(Source records)
..........

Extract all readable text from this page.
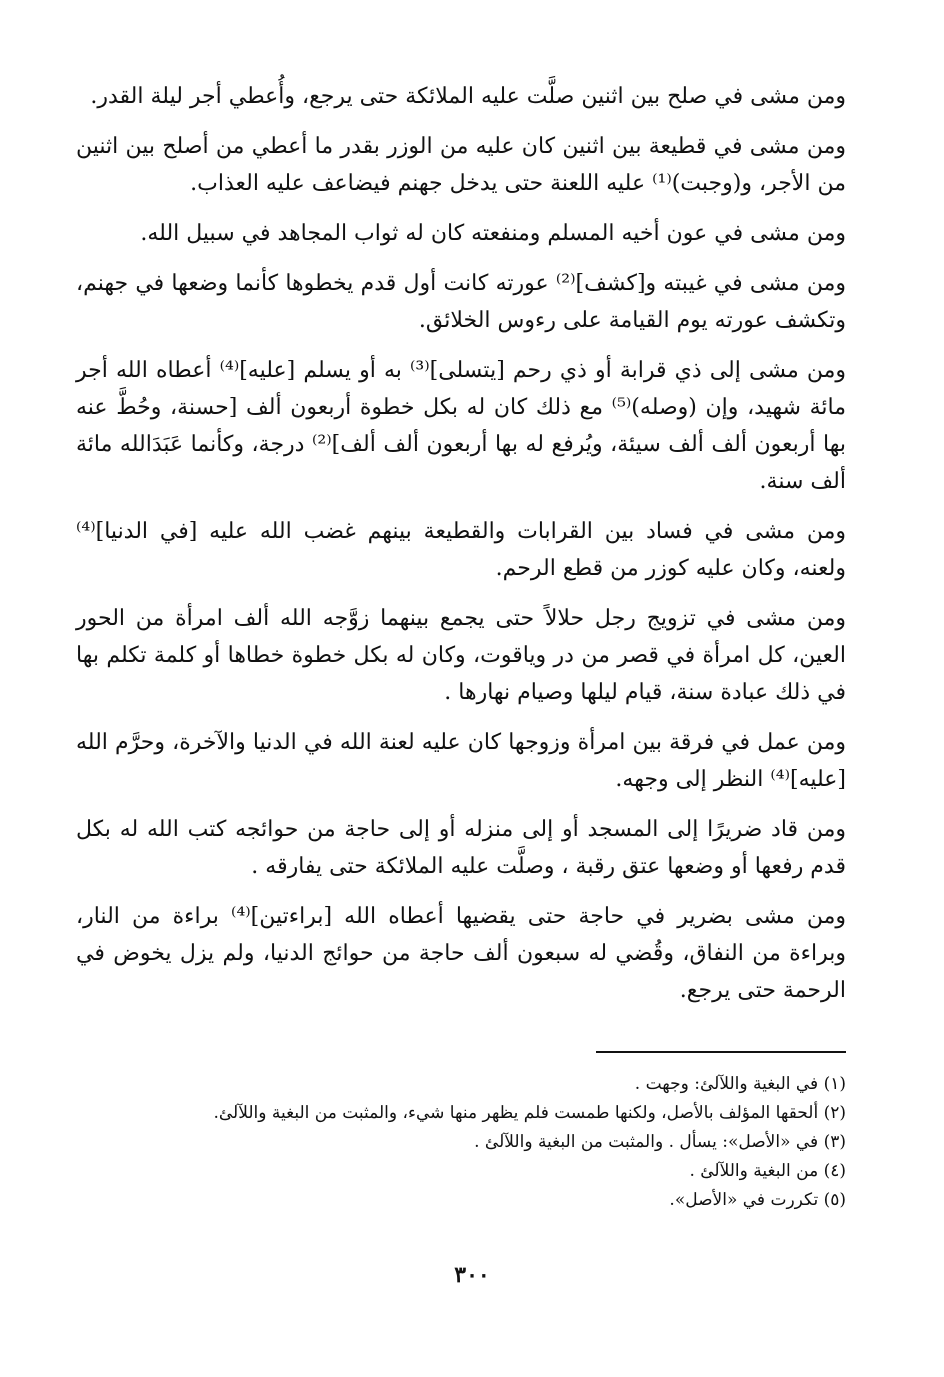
ومن مشى في صلح بين اثنين صلَّت عليه الملائكة حتى يرجع، وأُعطي أجر ليلة القدر.

ومن مشى في قطيعة بين اثنين كان عليه من الوزر بقدر ما أعطي من أصلح بين اثنين من الأجر، و(وجبت)⁽¹⁾ عليه اللعنة حتى يدخل جهنم فيضاعف عليه العذاب.

ومن مشى في عون أخيه المسلم ومنفعته كان له ثواب المجاهد في سبيل الله.

ومن مشى في غيبته و[كشف]⁽²⁾ عورته كانت أول قدم يخطوها كأنما وضعها في جهنم، وتكشف عورته يوم القيامة على رءوس الخلائق.

ومن مشى إلى ذي قرابة أو ذي رحم [يتسلى]⁽³⁾ به أو يسلم [عليه]⁽⁴⁾ أعطاه الله أجر مائة شهيد، وإن (وصله)⁽⁵⁾ مع ذلك كان له بكل خطوة أربعون ألف [حسنة، وحُطَّ عنه بها أربعون ألف ألف سيئة، ويُرفع له بها أربعون ألف ألف]⁽²⁾ درجة، وكأنما عَبَدَالله مائة ألف سنة.

ومن مشى في فساد بين القرابات والقطيعة بينهم غضب الله عليه [في الدنيا]⁽⁴⁾ ولعنه، وكان عليه كوزر من قطع الرحم.

ومن مشى في تزويج رجل حلالاً حتى يجمع بينهما زوَّجه الله ألف امرأة من الحور العين، كل امرأة في قصر من در وياقوت، وكان له بكل خطوة خطاها أو كلمة تكلم بها في ذلك عبادة سنة، قيام ليلها وصيام نهارها .

ومن عمل في فرقة بين امرأة وزوجها كان عليه لعنة الله في الدنيا والآخرة، وحرَّم الله [عليه]⁽⁴⁾ النظر إلى وجهه.

ومن قاد ضريرًا إلى المسجد أو إلى منزله أو إلى حاجة من حوائجه كتب الله له بكل قدم رفعها أو وضعها عتق رقبة ، وصلَّت عليه الملائكة حتى يفارقه .

ومن مشى بضرير في حاجة حتى يقضيها أعطاه الله [براءتين]⁽⁴⁾ براءة من النار، وبراءة من النفاق، وقُضي له سبعون ألف حاجة من حوائج الدنيا، ولم يزل يخوض في الرحمة حتى يرجع.

(١) في البغية واللآلئ: وجهت .
(٢) ألحقها المؤلف بالأصل، ولكنها طمست فلم يظهر منها شيء، والمثبت من البغية واللآلئ.
(٣) في «الأصل»: يسأل . والمثبت من البغية واللآلئ .
(٤) من البغية واللآلئ .
(٥) تكررت في «الأصل».
٣٠٠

..........

Using the material above, gather every line that includes "الدنيا".

ومن مشى في فساد بين القرابات والقطيعة بينهم غضب الله عليه [في الدنيا]⁽⁴⁾ ولعنه، وكان عليه كوزر من قطع الرحم.
ومن عمل في فرقة بين امرأة وزوجها كان عليه لعنة الله في الدنيا والآخرة، وحرَّم الله [عليه]⁽⁴⁾ النظر إلى وجهه.
ومن مشى بضرير في حاجة حتى يقضيها أعطاه الله [براءتين]⁽⁴⁾ براءة من النار، وبراءة من النفاق، وقُضي له سبعون ألف حاجة من حوائج الدنيا، ولم يزل يخوض في الرحمة حتى يرجع.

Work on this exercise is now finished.